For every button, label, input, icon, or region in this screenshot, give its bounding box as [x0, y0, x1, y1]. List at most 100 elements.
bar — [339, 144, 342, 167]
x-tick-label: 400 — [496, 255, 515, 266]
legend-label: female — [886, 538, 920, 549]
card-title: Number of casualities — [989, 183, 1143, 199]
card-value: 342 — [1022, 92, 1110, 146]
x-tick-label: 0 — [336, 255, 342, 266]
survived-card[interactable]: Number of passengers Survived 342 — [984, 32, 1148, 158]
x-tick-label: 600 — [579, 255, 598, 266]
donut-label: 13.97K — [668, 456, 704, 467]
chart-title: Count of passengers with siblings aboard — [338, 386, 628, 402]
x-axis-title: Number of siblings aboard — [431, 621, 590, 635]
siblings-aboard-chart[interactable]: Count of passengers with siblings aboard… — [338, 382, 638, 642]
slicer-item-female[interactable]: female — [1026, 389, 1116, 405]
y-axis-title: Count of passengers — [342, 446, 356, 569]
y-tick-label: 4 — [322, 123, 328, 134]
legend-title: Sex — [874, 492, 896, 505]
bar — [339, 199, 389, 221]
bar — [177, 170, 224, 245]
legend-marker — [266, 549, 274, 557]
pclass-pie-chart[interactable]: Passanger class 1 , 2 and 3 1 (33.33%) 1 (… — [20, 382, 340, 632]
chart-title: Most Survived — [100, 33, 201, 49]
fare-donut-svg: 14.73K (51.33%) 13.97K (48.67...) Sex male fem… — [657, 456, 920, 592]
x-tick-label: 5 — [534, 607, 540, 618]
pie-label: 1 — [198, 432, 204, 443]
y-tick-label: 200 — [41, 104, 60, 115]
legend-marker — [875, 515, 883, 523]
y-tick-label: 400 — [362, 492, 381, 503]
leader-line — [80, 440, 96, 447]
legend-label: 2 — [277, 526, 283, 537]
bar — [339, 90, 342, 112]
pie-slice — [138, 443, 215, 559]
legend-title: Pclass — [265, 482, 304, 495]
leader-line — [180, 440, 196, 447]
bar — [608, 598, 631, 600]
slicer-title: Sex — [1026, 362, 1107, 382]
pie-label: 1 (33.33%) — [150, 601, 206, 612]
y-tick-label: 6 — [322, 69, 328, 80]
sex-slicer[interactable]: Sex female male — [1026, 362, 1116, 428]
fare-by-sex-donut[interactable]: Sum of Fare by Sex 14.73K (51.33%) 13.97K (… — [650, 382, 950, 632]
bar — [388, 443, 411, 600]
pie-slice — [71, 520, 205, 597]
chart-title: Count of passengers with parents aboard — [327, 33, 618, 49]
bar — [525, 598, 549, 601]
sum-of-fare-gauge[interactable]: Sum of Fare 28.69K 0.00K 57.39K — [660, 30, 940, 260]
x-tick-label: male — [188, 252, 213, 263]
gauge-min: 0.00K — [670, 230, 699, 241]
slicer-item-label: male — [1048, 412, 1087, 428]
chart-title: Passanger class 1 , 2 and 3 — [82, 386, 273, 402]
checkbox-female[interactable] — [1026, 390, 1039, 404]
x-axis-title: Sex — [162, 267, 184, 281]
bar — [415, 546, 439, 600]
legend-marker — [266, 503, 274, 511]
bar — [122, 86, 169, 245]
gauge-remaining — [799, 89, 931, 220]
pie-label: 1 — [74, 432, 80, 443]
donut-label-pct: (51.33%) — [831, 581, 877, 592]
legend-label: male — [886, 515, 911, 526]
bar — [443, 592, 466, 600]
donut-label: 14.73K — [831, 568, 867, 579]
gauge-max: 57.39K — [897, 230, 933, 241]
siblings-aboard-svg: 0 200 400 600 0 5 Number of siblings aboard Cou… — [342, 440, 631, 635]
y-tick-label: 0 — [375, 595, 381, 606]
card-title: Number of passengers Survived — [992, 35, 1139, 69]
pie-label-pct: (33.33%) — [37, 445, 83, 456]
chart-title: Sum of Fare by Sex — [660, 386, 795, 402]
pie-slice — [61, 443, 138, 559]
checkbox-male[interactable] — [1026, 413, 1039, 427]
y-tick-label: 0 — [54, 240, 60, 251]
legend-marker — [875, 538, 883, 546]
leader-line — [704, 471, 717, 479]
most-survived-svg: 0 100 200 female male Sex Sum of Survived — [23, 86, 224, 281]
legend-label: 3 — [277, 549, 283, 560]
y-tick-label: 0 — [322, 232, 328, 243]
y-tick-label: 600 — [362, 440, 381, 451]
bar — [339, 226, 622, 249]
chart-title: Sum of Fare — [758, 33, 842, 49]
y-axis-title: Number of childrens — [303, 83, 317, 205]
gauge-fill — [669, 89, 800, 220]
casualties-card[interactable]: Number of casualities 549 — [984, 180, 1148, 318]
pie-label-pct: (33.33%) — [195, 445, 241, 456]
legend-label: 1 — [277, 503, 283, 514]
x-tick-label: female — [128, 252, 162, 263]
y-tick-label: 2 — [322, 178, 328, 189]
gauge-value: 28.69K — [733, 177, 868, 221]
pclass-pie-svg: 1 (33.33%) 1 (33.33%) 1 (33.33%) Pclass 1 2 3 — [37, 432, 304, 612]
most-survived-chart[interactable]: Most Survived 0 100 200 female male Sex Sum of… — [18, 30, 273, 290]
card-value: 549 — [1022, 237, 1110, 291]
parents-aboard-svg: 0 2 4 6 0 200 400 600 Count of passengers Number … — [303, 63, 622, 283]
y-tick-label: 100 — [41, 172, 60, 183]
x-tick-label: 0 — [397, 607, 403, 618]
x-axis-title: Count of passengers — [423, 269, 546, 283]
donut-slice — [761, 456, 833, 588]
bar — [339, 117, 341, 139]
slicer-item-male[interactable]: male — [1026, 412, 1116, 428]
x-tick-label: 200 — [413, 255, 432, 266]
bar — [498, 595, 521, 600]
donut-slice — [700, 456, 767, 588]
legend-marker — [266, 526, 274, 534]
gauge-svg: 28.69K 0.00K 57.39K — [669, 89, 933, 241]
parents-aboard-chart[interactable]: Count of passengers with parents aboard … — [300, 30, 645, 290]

Direction. Starting with the first line of the entries and going on through the line with "x-axis-title: Number of", rewrite those lines as a numbered list, omitting any blank lines.

Exercise response.
1. For every button, label, input, icon, or region in this screenshot, give its bounding box as [x0, y0, x1, y1]. List at most 100 elements.
2. bar — [339, 144, 342, 167]
3. x-tick-label: 400 — [496, 255, 515, 266]
4. legend-label: female — [886, 538, 920, 549]
5. card-title: Number of casualities — [989, 183, 1143, 199]
6. card-value: 342 — [1022, 92, 1110, 146]
7. x-tick-label: 0 — [336, 255, 342, 266]
8. survived-card[interactable]: Number of passengers Survived 342 — [984, 32, 1148, 158]
9. x-tick-label: 600 — [579, 255, 598, 266]
10. donut-label: 13.97K — [668, 456, 704, 467]
11. chart-title: Count of passengers with siblings aboard — [338, 386, 628, 402]
12. x-axis-title: Number of siblings aboard — [431, 621, 590, 635]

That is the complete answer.